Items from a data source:
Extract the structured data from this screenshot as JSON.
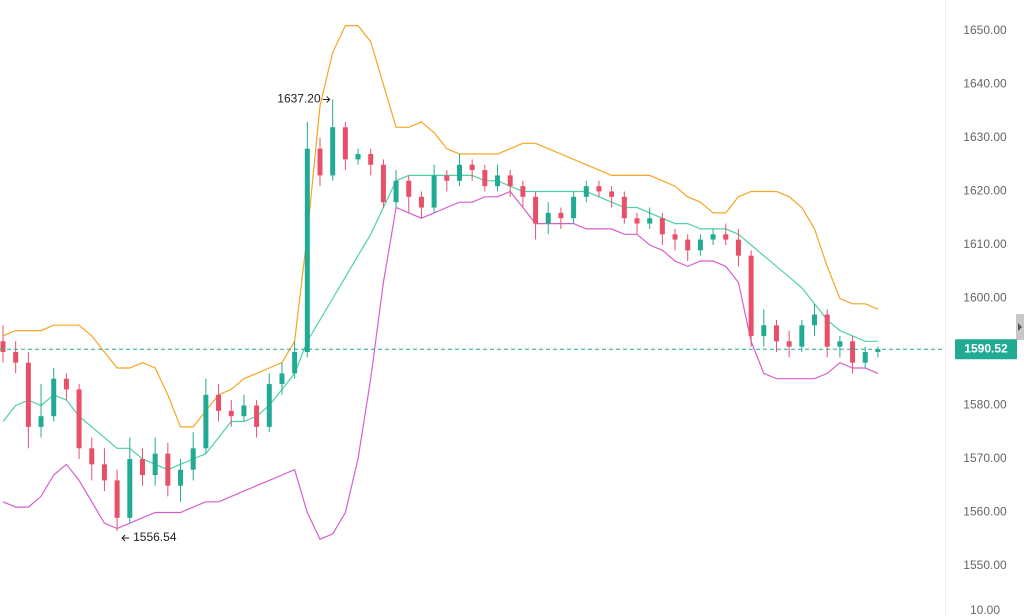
{
  "chart_data": {
    "type": "candlestick",
    "up_color": "#22ab94",
    "down_color": "#e8506a",
    "ylim": [
      1540.65,
      1655.79
    ],
    "yticks": [
      {
        "value": 1550,
        "label": "1550.00"
      },
      {
        "value": 1560,
        "label": "1560.00"
      },
      {
        "value": 1570,
        "label": "1570.00"
      },
      {
        "value": 1580,
        "label": "1580.00"
      },
      {
        "value": 1590,
        "label": "1590.00"
      },
      {
        "value": 1600,
        "label": "1600.00"
      },
      {
        "value": 1610,
        "label": "1610.00"
      },
      {
        "value": 1620,
        "label": "1620.00"
      },
      {
        "value": 1630,
        "label": "1630.00"
      },
      {
        "value": 1640,
        "label": "1640.00"
      },
      {
        "value": 1650,
        "label": "1650.00"
      }
    ],
    "open": [
      1592,
      1590,
      1588,
      1576,
      1578,
      1585,
      1583,
      1572,
      1569,
      1566,
      1559,
      1570,
      1567,
      1571,
      1565,
      1568,
      1572,
      1582,
      1579,
      1578,
      1580,
      1576,
      1584,
      1586,
      1590,
      1628,
      1623,
      1632,
      1626,
      1627,
      1625,
      1618,
      1622,
      1619,
      1617,
      1623,
      1622,
      1625,
      1624,
      1621,
      1623,
      1621,
      1619,
      1614,
      1616,
      1615,
      1619,
      1621,
      1620,
      1619,
      1615,
      1614,
      1615,
      1612,
      1611,
      1609,
      1611,
      1612,
      1611,
      1608,
      1593,
      1595,
      1592,
      1591,
      1595,
      1597,
      1591,
      1592,
      1588,
      1590
    ],
    "high": [
      1595,
      1592,
      1590,
      1584,
      1587,
      1586,
      1584,
      1574,
      1572,
      1568,
      1574,
      1572,
      1574,
      1573,
      1570,
      1575,
      1585,
      1584,
      1581,
      1582,
      1581,
      1586,
      1588,
      1592,
      1633,
      1630,
      1637.2,
      1633,
      1628,
      1628,
      1626,
      1624,
      1623,
      1620,
      1625,
      1624,
      1627,
      1626,
      1625,
      1625,
      1624,
      1622,
      1620,
      1618,
      1617,
      1620,
      1622,
      1622,
      1621,
      1620,
      1616,
      1617,
      1616,
      1613,
      1612,
      1612,
      1613,
      1614,
      1613,
      1609,
      1598,
      1596,
      1594,
      1596,
      1599,
      1598,
      1593,
      1593,
      1591,
      1591
    ],
    "low": [
      1588,
      1586,
      1572,
      1574,
      1577,
      1581,
      1570,
      1566,
      1564,
      1556.54,
      1558,
      1565,
      1565,
      1563,
      1562,
      1566,
      1571,
      1577,
      1576,
      1577,
      1574,
      1575,
      1582,
      1585,
      1589,
      1621,
      1622,
      1624,
      1625,
      1623,
      1617,
      1617,
      1616,
      1615,
      1616,
      1620,
      1621,
      1622,
      1620,
      1620,
      1619,
      1617,
      1611,
      1612,
      1613,
      1614,
      1618,
      1619,
      1617,
      1614,
      1612,
      1613,
      1610,
      1609,
      1607,
      1608,
      1610,
      1610,
      1606,
      1591,
      1591,
      1590,
      1589,
      1590,
      1593,
      1589,
      1589,
      1586,
      1587,
      1589
    ],
    "close": [
      1590,
      1588,
      1576,
      1578,
      1585,
      1583,
      1572,
      1569,
      1566,
      1559,
      1570,
      1567,
      1571,
      1565,
      1568,
      1572,
      1582,
      1579,
      1578,
      1580,
      1576,
      1584,
      1586,
      1590,
      1628,
      1623,
      1632,
      1626,
      1627,
      1625,
      1618,
      1622,
      1619,
      1617,
      1623,
      1622,
      1625,
      1624,
      1621,
      1623,
      1621,
      1619,
      1614,
      1616,
      1615,
      1619,
      1621,
      1620,
      1619,
      1615,
      1614,
      1615,
      1612,
      1611,
      1609,
      1611,
      1612,
      1611,
      1608,
      1593,
      1595,
      1592,
      1591,
      1595,
      1597,
      1591,
      1592,
      1588,
      1590,
      1590.52
    ],
    "bands": [
      {
        "color": "#f5a623",
        "values": [
          1593,
          1594,
          1594,
          1594,
          1595,
          1595,
          1595,
          1593,
          1590,
          1587,
          1587,
          1588,
          1587,
          1582,
          1576,
          1576,
          1579,
          1582,
          1583,
          1585,
          1586,
          1587,
          1588,
          1592,
          1612,
          1636,
          1646,
          1651,
          1651,
          1648,
          1640,
          1632,
          1632,
          1633,
          1631,
          1628,
          1627,
          1627,
          1627,
          1627,
          1628,
          1629,
          1629,
          1628,
          1627,
          1626,
          1625,
          1624,
          1623,
          1623,
          1623,
          1623,
          1622,
          1621,
          1619,
          1618,
          1616,
          1616,
          1619,
          1620,
          1620,
          1620,
          1619,
          1617,
          1613,
          1606,
          1600,
          1599,
          1599,
          1598
        ]
      },
      {
        "color": "#4fd1a5",
        "values": [
          1577,
          1580,
          1581,
          1580,
          1582,
          1581,
          1578,
          1576,
          1574,
          1572,
          1572,
          1570,
          1569,
          1568,
          1569,
          1570,
          1571,
          1574,
          1577,
          1577,
          1578,
          1580,
          1583,
          1586,
          1592,
          1596,
          1600,
          1604,
          1608,
          1612,
          1617,
          1622,
          1623,
          1623,
          1623,
          1623,
          1623,
          1623,
          1622,
          1622,
          1621,
          1620,
          1620,
          1620,
          1620,
          1620,
          1620,
          1619,
          1618,
          1617,
          1617,
          1616,
          1615,
          1614,
          1614,
          1613,
          1613,
          1613,
          1612,
          1610,
          1608,
          1606,
          1604,
          1602,
          1599,
          1596,
          1594,
          1593,
          1592,
          1592
        ]
      },
      {
        "color": "#d65fce",
        "values": [
          1562,
          1561,
          1561,
          1563,
          1567,
          1569,
          1566,
          1562,
          1558,
          1557,
          1558,
          1559,
          1560,
          1560,
          1560,
          1561,
          1562,
          1562,
          1563,
          1564,
          1565,
          1566,
          1567,
          1568,
          1560,
          1555,
          1556,
          1560,
          1570,
          1585,
          1603,
          1617,
          1616,
          1615,
          1616,
          1617,
          1618,
          1618,
          1619,
          1619,
          1620,
          1617,
          1614,
          1614,
          1614,
          1614,
          1613,
          1613,
          1613,
          1612,
          1612,
          1610,
          1609,
          1607,
          1606,
          1607,
          1607,
          1606,
          1603,
          1592,
          1586,
          1585,
          1585,
          1585,
          1585,
          1586,
          1588,
          1587,
          1587,
          1586
        ]
      }
    ],
    "last_price": 1590.52,
    "high_annotation": {
      "value": 1637.2,
      "label": "1637.20"
    },
    "low_annotation": 1556.54,
    "indicator_pane": {
      "yticks": [
        {
          "value": 10,
          "label": "10.00"
        }
      ]
    }
  }
}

_What the task requires_:
The records above should be reproduced exactly, with no pictures included.

_Answer to this problem_:
Extract the structured data from this screenshot as JSON.
{
  "chart_data": {
    "type": "candlestick",
    "up_color": "#22ab94",
    "down_color": "#e8506a",
    "ylim": [
      1540.65,
      1655.79
    ],
    "yticks": [
      {
        "value": 1550,
        "label": "1550.00"
      },
      {
        "value": 1560,
        "label": "1560.00"
      },
      {
        "value": 1570,
        "label": "1570.00"
      },
      {
        "value": 1580,
        "label": "1580.00"
      },
      {
        "value": 1590,
        "label": "1590.00"
      },
      {
        "value": 1600,
        "label": "1600.00"
      },
      {
        "value": 1610,
        "label": "1610.00"
      },
      {
        "value": 1620,
        "label": "1620.00"
      },
      {
        "value": 1630,
        "label": "1630.00"
      },
      {
        "value": 1640,
        "label": "1640.00"
      },
      {
        "value": 1650,
        "label": "1650.00"
      }
    ],
    "open": [
      1592,
      1590,
      1588,
      1576,
      1578,
      1585,
      1583,
      1572,
      1569,
      1566,
      1559,
      1570,
      1567,
      1571,
      1565,
      1568,
      1572,
      1582,
      1579,
      1578,
      1580,
      1576,
      1584,
      1586,
      1590,
      1628,
      1623,
      1632,
      1626,
      1627,
      1625,
      1618,
      1622,
      1619,
      1617,
      1623,
      1622,
      1625,
      1624,
      1621,
      1623,
      1621,
      1619,
      1614,
      1616,
      1615,
      1619,
      1621,
      1620,
      1619,
      1615,
      1614,
      1615,
      1612,
      1611,
      1609,
      1611,
      1612,
      1611,
      1608,
      1593,
      1595,
      1592,
      1591,
      1595,
      1597,
      1591,
      1592,
      1588,
      1590
    ],
    "high": [
      1595,
      1592,
      1590,
      1584,
      1587,
      1586,
      1584,
      1574,
      1572,
      1568,
      1574,
      1572,
      1574,
      1573,
      1570,
      1575,
      1585,
      1584,
      1581,
      1582,
      1581,
      1586,
      1588,
      1592,
      1633,
      1630,
      1637.2,
      1633,
      1628,
      1628,
      1626,
      1624,
      1623,
      1620,
      1625,
      1624,
      1627,
      1626,
      1625,
      1625,
      1624,
      1622,
      1620,
      1618,
      1617,
      1620,
      1622,
      1622,
      1621,
      1620,
      1616,
      1617,
      1616,
      1613,
      1612,
      1612,
      1613,
      1614,
      1613,
      1609,
      1598,
      1596,
      1594,
      1596,
      1599,
      1598,
      1593,
      1593,
      1591,
      1591
    ],
    "low": [
      1588,
      1586,
      1572,
      1574,
      1577,
      1581,
      1570,
      1566,
      1564,
      1556.54,
      1558,
      1565,
      1565,
      1563,
      1562,
      1566,
      1571,
      1577,
      1576,
      1577,
      1574,
      1575,
      1582,
      1585,
      1589,
      1621,
      1622,
      1624,
      1625,
      1623,
      1617,
      1617,
      1616,
      1615,
      1616,
      1620,
      1621,
      1622,
      1620,
      1620,
      1619,
      1617,
      1611,
      1612,
      1613,
      1614,
      1618,
      1619,
      1617,
      1614,
      1612,
      1613,
      1610,
      1609,
      1607,
      1608,
      1610,
      1610,
      1606,
      1591,
      1591,
      1590,
      1589,
      1590,
      1593,
      1589,
      1589,
      1586,
      1587,
      1589
    ],
    "close": [
      1590,
      1588,
      1576,
      1578,
      1585,
      1583,
      1572,
      1569,
      1566,
      1559,
      1570,
      1567,
      1571,
      1565,
      1568,
      1572,
      1582,
      1579,
      1578,
      1580,
      1576,
      1584,
      1586,
      1590,
      1628,
      1623,
      1632,
      1626,
      1627,
      1625,
      1618,
      1622,
      1619,
      1617,
      1623,
      1622,
      1625,
      1624,
      1621,
      1623,
      1621,
      1619,
      1614,
      1616,
      1615,
      1619,
      1621,
      1620,
      1619,
      1615,
      1614,
      1615,
      1612,
      1611,
      1609,
      1611,
      1612,
      1611,
      1608,
      1593,
      1595,
      1592,
      1591,
      1595,
      1597,
      1591,
      1592,
      1588,
      1590,
      1590.52
    ],
    "bands": [
      {
        "color": "#f5a623",
        "values": [
          1593,
          1594,
          1594,
          1594,
          1595,
          1595,
          1595,
          1593,
          1590,
          1587,
          1587,
          1588,
          1587,
          1582,
          1576,
          1576,
          1579,
          1582,
          1583,
          1585,
          1586,
          1587,
          1588,
          1592,
          1612,
          1636,
          1646,
          1651,
          1651,
          1648,
          1640,
          1632,
          1632,
          1633,
          1631,
          1628,
          1627,
          1627,
          1627,
          1627,
          1628,
          1629,
          1629,
          1628,
          1627,
          1626,
          1625,
          1624,
          1623,
          1623,
          1623,
          1623,
          1622,
          1621,
          1619,
          1618,
          1616,
          1616,
          1619,
          1620,
          1620,
          1620,
          1619,
          1617,
          1613,
          1606,
          1600,
          1599,
          1599,
          1598
        ]
      },
      {
        "color": "#4fd1a5",
        "values": [
          1577,
          1580,
          1581,
          1580,
          1582,
          1581,
          1578,
          1576,
          1574,
          1572,
          1572,
          1570,
          1569,
          1568,
          1569,
          1570,
          1571,
          1574,
          1577,
          1577,
          1578,
          1580,
          1583,
          1586,
          1592,
          1596,
          1600,
          1604,
          1608,
          1612,
          1617,
          1622,
          1623,
          1623,
          1623,
          1623,
          1623,
          1623,
          1622,
          1622,
          1621,
          1620,
          1620,
          1620,
          1620,
          1620,
          1620,
          1619,
          1618,
          1617,
          1617,
          1616,
          1615,
          1614,
          1614,
          1613,
          1613,
          1613,
          1612,
          1610,
          1608,
          1606,
          1604,
          1602,
          1599,
          1596,
          1594,
          1593,
          1592,
          1592
        ]
      },
      {
        "color": "#d65fce",
        "values": [
          1562,
          1561,
          1561,
          1563,
          1567,
          1569,
          1566,
          1562,
          1558,
          1557,
          1558,
          1559,
          1560,
          1560,
          1560,
          1561,
          1562,
          1562,
          1563,
          1564,
          1565,
          1566,
          1567,
          1568,
          1560,
          1555,
          1556,
          1560,
          1570,
          1585,
          1603,
          1617,
          1616,
          1615,
          1616,
          1617,
          1618,
          1618,
          1619,
          1619,
          1620,
          1617,
          1614,
          1614,
          1614,
          1614,
          1613,
          1613,
          1613,
          1612,
          1612,
          1610,
          1609,
          1607,
          1606,
          1607,
          1607,
          1606,
          1603,
          1592,
          1586,
          1585,
          1585,
          1585,
          1585,
          1586,
          1588,
          1587,
          1587,
          1586
        ]
      }
    ],
    "last_price": 1590.52,
    "high_annotation": {
      "value": 1637.2,
      "label": "1637.20"
    },
    "low_annotation": 1556.54,
    "indicator_pane": {
      "yticks": [
        {
          "value": 10,
          "label": "10.00"
        }
      ]
    }
  }
}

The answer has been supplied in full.